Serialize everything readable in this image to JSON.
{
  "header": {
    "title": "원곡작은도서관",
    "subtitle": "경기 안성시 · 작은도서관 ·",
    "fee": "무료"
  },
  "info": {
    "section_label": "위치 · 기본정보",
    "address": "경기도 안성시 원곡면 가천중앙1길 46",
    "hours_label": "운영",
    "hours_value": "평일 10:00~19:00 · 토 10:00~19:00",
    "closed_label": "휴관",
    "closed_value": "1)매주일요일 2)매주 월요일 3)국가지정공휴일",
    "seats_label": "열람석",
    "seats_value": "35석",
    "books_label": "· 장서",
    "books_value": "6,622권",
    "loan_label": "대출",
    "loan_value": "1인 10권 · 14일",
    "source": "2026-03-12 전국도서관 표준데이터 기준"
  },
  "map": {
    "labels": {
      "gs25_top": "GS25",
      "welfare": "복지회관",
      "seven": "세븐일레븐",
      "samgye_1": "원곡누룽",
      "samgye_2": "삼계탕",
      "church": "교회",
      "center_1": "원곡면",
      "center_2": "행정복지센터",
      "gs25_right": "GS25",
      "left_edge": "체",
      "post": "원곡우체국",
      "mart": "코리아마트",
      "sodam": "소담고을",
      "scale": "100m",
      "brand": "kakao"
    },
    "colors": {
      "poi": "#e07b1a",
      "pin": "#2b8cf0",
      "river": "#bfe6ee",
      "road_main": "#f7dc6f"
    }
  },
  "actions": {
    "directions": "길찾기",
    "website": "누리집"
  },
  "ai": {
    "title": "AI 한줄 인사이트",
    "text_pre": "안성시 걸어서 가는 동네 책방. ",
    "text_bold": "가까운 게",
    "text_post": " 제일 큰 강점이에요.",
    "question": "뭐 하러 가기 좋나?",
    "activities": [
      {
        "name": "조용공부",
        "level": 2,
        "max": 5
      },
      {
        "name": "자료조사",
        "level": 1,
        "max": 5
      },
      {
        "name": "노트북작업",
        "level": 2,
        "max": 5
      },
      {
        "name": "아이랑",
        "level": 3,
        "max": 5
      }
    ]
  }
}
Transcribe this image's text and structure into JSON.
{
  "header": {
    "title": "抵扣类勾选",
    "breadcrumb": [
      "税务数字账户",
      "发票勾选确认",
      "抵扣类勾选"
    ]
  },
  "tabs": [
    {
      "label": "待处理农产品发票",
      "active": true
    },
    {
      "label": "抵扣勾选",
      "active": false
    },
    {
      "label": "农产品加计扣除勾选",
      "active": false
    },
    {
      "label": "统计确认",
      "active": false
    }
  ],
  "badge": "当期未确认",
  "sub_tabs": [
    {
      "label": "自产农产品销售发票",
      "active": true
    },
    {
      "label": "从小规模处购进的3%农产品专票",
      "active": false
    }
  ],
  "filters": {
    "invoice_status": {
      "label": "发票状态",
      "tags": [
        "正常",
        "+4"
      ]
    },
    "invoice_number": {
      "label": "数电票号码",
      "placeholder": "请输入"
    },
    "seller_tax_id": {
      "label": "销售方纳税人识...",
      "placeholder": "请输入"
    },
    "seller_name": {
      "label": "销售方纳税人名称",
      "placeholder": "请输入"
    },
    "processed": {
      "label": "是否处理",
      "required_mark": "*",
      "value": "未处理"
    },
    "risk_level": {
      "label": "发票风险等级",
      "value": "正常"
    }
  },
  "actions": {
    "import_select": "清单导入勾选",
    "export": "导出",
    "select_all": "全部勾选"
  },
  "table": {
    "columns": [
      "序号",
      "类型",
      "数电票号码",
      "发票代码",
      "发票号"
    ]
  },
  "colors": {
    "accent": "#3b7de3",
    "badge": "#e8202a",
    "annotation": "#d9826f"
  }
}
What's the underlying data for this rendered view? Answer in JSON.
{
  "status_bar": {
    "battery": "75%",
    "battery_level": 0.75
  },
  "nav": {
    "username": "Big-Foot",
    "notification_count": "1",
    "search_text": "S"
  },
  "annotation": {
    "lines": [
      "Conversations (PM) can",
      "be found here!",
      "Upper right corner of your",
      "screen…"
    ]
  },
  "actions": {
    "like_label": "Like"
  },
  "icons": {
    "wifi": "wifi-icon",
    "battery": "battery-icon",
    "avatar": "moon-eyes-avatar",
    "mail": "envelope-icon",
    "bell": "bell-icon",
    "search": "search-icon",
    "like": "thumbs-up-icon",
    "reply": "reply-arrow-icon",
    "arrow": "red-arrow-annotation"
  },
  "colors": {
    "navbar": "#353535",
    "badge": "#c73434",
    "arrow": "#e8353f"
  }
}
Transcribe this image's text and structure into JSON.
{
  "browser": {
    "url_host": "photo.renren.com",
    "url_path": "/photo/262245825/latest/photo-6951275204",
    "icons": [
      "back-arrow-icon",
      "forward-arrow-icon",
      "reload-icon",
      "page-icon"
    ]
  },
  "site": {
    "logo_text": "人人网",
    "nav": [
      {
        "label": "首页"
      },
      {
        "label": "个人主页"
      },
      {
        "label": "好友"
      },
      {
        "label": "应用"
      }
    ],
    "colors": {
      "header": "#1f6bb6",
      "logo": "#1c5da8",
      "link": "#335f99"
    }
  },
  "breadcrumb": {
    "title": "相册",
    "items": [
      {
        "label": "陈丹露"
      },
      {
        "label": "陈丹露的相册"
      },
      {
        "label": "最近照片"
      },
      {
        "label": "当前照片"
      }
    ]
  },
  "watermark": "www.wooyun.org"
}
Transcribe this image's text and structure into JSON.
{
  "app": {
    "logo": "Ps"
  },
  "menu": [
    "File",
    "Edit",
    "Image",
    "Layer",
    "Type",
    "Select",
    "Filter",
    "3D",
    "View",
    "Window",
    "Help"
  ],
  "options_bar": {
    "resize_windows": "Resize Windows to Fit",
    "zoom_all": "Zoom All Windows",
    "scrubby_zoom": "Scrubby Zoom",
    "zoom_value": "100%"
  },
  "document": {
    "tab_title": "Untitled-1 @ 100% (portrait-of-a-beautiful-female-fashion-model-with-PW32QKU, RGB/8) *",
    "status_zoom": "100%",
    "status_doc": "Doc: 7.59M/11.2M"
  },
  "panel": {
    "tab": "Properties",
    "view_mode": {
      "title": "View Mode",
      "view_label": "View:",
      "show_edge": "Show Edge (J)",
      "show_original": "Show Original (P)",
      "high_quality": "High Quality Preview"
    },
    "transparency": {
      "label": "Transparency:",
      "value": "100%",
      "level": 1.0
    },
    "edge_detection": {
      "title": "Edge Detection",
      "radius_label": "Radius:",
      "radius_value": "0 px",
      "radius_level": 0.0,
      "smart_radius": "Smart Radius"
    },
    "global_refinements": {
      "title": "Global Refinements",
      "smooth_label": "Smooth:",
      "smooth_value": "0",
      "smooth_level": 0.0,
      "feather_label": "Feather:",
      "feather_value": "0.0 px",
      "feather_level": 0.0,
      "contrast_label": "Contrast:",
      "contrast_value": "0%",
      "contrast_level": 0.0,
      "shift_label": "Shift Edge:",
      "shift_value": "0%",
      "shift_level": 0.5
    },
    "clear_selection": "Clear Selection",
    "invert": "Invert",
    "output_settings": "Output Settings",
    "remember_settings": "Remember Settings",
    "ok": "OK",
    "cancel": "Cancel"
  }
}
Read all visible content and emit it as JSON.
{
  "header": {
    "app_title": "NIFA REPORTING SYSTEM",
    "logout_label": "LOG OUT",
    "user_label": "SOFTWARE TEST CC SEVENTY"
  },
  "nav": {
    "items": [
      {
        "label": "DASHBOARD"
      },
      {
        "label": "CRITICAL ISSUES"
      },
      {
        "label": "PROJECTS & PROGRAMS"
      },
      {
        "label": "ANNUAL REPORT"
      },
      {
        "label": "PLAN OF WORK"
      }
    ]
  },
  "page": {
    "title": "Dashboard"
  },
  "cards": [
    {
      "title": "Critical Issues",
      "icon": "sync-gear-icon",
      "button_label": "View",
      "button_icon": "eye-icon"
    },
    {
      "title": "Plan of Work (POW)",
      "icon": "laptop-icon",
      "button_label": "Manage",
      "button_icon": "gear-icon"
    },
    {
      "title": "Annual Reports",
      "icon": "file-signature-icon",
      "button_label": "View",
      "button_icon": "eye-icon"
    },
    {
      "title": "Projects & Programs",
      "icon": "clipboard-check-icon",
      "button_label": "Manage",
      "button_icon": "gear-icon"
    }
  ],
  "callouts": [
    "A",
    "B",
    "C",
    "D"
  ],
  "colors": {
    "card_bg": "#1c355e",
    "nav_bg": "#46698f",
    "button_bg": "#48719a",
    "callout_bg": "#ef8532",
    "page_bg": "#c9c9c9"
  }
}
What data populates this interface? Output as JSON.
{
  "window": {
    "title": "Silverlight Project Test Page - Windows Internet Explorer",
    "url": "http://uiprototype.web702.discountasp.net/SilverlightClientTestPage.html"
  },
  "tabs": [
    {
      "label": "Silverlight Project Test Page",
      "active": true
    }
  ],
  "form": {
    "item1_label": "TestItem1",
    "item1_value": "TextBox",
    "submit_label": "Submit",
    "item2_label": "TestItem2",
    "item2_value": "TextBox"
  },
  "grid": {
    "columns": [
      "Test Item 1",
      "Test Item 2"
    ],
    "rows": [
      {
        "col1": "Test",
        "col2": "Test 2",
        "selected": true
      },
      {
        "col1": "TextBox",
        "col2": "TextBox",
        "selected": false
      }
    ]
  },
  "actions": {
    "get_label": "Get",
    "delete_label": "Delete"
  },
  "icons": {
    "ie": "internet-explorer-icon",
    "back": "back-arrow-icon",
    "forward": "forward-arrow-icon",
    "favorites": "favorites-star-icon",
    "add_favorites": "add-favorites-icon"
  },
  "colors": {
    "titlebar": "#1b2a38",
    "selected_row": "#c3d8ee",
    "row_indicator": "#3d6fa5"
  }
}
::::::::::
INSTRUCTIONS FOR THE TASK - Provide the number of lines in the entries that include "TextBox", and no other text.

OUTPUT BELOW - 4